» Text excerpt:
****************************************

Monday, July 14, 2008

The privatised hell of Britain PLC

A secret document has revealed the shape of things to come as jobs and livelihoods are threatened by economic meltdown. Global corporations will be employed by the government to break strikes under the guise of carrying out public services and responding to national emergencies.

Global Solutions, aka Group 4, is to be awarded a £100 million contract to act as a strike breaker, should the fire services be involved in industrial action. The plan which came to light over the weekend, and is due to be approved in the autumn, means that Group 4, will receive a one-off up-front payment of about £10 million, to be followed by £9 million a year over the life of the 10-year contract in return for supplying a pool of staff as cover.

The company would then be called on in scenarios such as pandemic flu, a catastrophic incident or industrial action. And, as Fire Brigades Union leader Matt Wrack has warned, the taxpayer will foot the bill for replacing the fire services with privatised strikebreakers. The FBU is coincidentially gearing up for industrial action in London following attempts by the employers to impose a pay cut.

****************************************

» Information:
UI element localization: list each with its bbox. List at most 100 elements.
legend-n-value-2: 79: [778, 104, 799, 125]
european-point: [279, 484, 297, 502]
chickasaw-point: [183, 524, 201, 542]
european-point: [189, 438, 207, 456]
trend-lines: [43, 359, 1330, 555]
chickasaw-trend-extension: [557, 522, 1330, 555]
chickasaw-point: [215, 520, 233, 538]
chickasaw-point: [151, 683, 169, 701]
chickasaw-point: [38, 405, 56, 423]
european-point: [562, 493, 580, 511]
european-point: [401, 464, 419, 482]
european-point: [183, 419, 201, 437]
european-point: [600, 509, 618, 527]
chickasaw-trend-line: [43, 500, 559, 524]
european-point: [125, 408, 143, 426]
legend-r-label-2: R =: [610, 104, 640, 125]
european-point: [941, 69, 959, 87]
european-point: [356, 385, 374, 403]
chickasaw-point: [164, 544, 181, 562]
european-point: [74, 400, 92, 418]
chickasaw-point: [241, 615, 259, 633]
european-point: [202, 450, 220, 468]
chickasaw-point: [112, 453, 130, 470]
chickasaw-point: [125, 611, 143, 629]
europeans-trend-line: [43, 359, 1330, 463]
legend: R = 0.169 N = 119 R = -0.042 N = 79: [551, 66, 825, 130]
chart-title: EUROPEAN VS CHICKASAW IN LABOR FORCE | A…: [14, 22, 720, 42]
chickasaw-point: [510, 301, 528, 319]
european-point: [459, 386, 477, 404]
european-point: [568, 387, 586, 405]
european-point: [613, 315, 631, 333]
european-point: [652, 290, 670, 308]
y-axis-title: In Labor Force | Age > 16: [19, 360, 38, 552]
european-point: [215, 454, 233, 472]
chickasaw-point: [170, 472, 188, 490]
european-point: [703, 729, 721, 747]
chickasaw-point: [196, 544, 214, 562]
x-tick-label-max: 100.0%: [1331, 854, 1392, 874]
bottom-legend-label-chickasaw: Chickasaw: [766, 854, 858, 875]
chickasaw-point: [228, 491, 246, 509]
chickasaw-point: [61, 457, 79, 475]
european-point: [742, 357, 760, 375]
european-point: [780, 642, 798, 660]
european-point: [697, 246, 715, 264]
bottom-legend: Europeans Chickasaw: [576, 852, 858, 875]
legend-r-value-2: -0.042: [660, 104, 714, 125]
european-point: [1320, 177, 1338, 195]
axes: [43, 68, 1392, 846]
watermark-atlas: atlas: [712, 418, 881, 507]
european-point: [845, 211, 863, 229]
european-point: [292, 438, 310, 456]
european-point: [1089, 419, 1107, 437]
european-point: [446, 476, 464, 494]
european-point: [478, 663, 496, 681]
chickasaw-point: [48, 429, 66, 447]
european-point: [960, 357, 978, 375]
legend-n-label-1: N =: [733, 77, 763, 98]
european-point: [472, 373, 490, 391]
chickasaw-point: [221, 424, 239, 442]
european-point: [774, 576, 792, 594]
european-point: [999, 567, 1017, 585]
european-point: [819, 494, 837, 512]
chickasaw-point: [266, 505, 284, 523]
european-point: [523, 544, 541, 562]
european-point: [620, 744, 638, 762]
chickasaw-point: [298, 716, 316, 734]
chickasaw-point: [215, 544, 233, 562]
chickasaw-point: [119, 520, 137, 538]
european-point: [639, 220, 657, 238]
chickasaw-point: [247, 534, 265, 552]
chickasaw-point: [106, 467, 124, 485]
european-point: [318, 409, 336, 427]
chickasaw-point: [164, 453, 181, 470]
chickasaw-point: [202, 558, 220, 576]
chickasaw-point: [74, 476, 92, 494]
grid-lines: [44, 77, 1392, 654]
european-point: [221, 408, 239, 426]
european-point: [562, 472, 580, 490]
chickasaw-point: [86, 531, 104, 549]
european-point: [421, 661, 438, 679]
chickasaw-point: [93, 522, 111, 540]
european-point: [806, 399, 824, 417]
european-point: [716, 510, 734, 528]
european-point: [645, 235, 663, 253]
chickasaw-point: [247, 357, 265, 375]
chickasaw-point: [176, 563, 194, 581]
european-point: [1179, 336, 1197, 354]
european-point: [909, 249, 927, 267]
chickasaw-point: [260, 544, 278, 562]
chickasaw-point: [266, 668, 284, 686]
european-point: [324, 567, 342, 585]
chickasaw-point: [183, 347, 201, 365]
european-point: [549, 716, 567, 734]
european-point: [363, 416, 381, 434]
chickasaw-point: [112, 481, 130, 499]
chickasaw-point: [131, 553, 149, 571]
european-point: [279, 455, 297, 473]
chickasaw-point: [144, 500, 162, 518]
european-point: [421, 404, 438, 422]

****************************************

» Actions to take:
1 – Duplicate the part of the article on the Group 4 strike-breaking contract from "The privatised hell" to "to national emergencies.".
2 – According to the article on the Group 4 strike-breaking contract, what yearly payment would Group 4 receive after the up-front sum?
The rows have nothing to do with the article on the Group 4 strike-breaking contract.

» Solved tasks:
1 –
The privatised hell of Britain PLC

A secret document has revealed the shape of things to come as jobs and livelihoods are threatened by economic meltdown. Global corporations will be employed by the government to break strikes under the guise of carrying out public services and responding to national emergencies.

2 – £9 million a year over the life of the 10-year contract.